Figure data in JSON:
★ ★ ★ ★

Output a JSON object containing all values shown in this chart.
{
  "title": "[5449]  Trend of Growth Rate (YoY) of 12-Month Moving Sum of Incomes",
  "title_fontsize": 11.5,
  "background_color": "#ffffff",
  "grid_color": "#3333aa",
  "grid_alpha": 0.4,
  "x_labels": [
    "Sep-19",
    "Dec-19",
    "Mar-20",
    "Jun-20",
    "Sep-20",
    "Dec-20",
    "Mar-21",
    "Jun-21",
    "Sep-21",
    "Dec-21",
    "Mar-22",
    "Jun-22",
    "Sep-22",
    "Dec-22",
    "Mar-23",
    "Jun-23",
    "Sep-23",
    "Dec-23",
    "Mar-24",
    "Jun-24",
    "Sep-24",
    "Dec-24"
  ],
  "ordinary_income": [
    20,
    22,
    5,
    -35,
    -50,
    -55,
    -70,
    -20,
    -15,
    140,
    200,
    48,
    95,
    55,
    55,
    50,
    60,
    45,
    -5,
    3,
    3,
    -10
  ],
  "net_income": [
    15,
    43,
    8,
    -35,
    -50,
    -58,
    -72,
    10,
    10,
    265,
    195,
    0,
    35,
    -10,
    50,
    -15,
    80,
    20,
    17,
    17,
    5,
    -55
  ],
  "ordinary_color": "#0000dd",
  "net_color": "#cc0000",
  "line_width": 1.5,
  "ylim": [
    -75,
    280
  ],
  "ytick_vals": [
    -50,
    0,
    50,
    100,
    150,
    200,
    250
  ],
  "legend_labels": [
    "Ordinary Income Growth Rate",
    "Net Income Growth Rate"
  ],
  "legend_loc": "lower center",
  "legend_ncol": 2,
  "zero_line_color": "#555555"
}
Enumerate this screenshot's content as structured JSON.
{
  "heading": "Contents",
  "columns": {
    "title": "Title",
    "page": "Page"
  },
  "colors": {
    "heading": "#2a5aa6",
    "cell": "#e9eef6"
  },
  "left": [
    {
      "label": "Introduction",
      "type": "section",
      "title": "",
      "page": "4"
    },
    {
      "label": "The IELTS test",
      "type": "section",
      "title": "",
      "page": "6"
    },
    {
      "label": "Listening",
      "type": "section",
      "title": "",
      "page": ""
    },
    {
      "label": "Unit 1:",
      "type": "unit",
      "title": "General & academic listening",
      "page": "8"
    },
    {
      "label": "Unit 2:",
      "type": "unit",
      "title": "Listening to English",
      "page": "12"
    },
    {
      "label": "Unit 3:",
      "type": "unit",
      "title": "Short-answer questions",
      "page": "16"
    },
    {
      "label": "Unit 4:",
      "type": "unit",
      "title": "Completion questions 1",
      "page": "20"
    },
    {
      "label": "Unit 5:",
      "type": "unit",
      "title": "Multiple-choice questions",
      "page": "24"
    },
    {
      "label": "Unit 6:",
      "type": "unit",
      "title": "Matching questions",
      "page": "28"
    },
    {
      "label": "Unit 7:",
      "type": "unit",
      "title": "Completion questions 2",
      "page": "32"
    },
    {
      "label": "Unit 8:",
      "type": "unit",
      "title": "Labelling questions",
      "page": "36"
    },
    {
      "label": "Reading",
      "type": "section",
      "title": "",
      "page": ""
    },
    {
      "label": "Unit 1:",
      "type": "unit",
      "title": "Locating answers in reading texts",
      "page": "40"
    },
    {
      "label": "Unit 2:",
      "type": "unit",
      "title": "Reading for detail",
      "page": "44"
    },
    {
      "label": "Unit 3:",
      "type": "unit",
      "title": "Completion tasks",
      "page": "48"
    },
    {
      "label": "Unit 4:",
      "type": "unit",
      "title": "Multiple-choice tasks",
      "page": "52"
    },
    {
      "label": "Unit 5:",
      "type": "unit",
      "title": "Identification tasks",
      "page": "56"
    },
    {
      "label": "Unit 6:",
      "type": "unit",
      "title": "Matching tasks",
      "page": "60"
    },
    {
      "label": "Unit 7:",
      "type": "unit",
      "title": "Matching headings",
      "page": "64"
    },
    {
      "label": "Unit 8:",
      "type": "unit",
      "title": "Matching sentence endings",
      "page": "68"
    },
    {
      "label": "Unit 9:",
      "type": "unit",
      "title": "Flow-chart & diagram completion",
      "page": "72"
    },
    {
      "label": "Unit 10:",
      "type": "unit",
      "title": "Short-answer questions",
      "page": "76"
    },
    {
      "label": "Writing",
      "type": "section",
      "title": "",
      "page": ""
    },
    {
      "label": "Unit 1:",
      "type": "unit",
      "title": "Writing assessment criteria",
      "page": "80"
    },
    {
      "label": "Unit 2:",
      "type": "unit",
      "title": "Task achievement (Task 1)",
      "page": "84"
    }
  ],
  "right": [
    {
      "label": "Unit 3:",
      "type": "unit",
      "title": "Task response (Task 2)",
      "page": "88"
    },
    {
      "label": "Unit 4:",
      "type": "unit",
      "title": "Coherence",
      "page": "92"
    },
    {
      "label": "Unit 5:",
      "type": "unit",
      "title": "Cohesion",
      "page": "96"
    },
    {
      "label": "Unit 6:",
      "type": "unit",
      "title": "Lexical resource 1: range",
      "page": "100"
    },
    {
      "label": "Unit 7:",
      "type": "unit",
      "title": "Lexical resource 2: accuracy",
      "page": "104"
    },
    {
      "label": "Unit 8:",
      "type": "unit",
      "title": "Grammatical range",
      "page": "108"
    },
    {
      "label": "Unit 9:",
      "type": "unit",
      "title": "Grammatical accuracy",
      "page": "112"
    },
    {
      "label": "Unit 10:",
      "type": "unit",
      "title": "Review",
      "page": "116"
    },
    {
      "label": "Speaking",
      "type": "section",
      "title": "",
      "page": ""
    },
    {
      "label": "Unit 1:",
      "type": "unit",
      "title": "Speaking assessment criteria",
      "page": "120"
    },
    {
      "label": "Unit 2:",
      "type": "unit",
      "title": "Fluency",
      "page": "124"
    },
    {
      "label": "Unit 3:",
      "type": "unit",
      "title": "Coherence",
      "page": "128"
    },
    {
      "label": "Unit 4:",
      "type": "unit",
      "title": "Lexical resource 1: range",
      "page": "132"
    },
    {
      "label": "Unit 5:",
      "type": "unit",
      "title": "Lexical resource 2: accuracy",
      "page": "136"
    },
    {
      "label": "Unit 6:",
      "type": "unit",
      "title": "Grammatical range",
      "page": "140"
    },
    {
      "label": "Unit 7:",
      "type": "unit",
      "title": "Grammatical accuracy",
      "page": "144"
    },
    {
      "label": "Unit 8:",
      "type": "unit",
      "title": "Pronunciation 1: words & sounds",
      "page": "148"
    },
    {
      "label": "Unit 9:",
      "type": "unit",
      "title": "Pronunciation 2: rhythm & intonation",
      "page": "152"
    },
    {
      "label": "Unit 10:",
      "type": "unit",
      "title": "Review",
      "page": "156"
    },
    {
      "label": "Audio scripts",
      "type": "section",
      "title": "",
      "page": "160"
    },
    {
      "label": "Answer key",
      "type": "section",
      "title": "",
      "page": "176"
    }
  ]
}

★ ★ ★ ★

▶ _Instructions for the task_
Report how many lines of the data hold the string "Matching"; give only the number.

▶ _Problem solution_
4